**Task to carry out:**
Locate all lines with the word "Jeff" and copy them out.

####

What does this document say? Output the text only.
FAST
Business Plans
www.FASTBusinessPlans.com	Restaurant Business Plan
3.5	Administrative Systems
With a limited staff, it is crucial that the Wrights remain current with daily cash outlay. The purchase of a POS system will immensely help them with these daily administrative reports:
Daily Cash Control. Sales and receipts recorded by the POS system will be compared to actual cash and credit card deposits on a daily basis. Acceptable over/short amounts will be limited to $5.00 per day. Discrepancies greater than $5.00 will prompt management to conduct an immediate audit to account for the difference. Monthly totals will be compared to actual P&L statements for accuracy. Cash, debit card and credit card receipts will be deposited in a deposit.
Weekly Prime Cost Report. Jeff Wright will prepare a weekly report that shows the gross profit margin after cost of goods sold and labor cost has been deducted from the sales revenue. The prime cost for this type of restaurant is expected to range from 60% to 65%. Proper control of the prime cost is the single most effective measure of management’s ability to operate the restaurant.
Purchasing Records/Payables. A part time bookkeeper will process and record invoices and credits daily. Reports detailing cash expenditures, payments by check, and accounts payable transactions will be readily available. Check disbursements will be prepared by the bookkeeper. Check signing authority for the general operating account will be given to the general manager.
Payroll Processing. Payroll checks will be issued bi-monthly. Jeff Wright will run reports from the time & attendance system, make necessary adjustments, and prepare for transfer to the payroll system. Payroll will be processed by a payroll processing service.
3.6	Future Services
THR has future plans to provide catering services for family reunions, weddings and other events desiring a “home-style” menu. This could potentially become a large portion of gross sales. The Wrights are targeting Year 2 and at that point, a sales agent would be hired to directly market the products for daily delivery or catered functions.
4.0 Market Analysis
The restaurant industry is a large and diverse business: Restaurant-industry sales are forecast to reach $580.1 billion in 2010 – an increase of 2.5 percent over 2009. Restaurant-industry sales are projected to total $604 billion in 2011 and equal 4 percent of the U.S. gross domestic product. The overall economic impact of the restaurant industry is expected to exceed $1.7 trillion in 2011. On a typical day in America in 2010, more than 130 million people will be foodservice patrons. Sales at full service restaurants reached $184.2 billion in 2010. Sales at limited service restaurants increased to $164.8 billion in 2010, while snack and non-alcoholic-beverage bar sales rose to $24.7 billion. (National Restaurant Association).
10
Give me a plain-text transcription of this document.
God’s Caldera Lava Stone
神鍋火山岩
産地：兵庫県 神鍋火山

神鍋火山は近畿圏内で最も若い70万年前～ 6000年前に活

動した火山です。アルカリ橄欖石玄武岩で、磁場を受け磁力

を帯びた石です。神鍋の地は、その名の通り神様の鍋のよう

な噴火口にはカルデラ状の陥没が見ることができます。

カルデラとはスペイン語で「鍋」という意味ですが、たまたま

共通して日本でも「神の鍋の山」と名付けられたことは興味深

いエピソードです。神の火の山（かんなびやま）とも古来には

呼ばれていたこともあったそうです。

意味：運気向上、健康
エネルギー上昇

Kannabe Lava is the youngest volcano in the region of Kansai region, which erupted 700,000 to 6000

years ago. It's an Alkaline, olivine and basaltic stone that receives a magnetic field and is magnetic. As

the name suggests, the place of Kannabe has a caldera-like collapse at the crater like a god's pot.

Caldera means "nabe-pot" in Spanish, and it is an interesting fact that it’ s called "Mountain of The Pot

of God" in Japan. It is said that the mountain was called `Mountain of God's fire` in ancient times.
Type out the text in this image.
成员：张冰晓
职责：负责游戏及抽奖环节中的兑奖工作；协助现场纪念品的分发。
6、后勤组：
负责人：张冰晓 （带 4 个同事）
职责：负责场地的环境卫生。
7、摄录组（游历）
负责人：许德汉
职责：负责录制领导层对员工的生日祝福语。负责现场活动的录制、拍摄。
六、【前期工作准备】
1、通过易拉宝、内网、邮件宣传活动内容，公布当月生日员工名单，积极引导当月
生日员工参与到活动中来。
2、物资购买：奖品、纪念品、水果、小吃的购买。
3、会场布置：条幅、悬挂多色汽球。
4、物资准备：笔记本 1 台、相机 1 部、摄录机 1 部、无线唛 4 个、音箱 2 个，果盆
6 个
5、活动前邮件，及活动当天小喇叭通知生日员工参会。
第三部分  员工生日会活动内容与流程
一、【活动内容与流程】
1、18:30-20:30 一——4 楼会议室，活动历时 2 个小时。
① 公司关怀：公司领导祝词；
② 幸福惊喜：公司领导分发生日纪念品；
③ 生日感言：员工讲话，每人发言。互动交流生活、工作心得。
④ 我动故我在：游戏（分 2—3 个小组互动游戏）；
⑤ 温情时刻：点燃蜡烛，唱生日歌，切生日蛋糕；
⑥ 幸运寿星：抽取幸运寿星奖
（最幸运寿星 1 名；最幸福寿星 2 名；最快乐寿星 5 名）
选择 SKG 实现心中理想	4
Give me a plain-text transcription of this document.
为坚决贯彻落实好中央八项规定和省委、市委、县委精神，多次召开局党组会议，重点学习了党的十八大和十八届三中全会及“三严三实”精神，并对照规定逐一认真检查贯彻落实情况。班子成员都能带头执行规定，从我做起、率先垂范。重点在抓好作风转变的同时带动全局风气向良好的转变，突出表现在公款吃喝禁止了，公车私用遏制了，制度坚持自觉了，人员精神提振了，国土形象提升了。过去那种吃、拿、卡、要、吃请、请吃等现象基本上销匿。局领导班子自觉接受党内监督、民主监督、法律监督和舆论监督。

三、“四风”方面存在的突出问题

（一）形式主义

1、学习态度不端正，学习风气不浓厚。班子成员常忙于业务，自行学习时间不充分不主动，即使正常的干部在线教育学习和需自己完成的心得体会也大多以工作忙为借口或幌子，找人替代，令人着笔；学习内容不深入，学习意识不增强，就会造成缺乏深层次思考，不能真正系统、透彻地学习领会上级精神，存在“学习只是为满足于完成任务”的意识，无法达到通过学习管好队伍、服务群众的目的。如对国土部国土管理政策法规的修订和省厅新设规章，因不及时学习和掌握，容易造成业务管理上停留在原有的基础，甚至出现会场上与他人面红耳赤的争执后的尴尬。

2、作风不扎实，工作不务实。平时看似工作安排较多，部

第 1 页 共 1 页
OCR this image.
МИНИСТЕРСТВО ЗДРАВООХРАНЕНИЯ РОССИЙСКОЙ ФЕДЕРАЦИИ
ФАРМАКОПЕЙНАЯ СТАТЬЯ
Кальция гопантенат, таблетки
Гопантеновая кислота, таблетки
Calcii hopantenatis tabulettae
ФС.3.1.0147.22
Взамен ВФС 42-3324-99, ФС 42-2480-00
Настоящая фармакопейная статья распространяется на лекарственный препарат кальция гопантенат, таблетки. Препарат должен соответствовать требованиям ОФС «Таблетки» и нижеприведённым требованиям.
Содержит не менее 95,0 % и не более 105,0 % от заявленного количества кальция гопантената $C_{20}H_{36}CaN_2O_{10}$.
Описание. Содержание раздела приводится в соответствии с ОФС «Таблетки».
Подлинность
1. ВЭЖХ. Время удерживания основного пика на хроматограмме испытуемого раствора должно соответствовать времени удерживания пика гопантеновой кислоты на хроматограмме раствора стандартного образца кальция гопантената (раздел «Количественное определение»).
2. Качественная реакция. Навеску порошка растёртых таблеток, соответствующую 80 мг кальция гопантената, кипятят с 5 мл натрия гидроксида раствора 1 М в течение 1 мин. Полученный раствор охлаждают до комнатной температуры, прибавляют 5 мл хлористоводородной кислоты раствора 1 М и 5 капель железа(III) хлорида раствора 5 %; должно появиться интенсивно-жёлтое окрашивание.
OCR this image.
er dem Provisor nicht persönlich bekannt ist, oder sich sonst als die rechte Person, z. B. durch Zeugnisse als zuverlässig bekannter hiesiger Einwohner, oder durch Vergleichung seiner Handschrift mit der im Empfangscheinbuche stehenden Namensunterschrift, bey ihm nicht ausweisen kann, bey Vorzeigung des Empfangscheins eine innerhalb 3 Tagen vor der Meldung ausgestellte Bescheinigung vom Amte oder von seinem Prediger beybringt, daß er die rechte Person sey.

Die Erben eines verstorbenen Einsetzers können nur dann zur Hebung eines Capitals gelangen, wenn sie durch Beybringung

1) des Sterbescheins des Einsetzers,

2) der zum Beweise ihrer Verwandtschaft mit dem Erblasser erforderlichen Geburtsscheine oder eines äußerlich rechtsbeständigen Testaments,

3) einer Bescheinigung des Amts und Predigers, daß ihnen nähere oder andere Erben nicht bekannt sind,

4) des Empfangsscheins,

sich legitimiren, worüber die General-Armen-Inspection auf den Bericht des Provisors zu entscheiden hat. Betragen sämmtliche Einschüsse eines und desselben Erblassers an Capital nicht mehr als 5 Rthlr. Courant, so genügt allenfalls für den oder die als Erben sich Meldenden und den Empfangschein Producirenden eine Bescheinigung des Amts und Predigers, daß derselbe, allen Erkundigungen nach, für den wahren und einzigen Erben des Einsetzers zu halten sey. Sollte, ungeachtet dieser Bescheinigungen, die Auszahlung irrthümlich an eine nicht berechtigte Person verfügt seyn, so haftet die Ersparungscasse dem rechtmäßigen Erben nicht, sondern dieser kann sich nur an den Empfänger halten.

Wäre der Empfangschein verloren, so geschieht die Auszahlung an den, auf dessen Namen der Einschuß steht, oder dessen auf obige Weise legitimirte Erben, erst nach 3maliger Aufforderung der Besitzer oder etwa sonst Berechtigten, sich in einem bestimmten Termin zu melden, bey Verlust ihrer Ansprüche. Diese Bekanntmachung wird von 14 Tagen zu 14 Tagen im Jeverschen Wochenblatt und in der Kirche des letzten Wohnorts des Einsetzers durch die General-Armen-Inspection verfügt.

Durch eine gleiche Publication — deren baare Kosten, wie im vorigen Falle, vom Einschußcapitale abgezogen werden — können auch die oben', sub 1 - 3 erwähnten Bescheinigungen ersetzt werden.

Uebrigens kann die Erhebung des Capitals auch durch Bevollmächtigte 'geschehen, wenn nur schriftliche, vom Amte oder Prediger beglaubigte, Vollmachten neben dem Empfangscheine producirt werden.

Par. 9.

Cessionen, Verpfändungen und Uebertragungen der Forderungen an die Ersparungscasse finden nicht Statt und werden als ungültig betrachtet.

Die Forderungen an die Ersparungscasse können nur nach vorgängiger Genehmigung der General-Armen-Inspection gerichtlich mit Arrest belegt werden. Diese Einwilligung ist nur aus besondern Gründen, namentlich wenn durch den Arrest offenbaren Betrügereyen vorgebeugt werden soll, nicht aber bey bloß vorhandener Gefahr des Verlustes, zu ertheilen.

####

**Task answer:**
Weekly Prime Cost Report. Jeff Wright will prepare a weekly report that shows the gross profit margin after cost of goods sold and labor cost has been deducted from the sales revenue. The prime cost for this type of restaurant is expected to range from 60% to 65%. Proper control of the prime cost is the single most effective measure of management’s ability to operate the restaurant.
Payroll Processing. Payroll checks will be issued bi-monthly. Jeff Wright will run reports from the time & attendance system, make necessary adjustments, and prepare for transfer to the payroll system. Payroll will be processed by a payroll processing service.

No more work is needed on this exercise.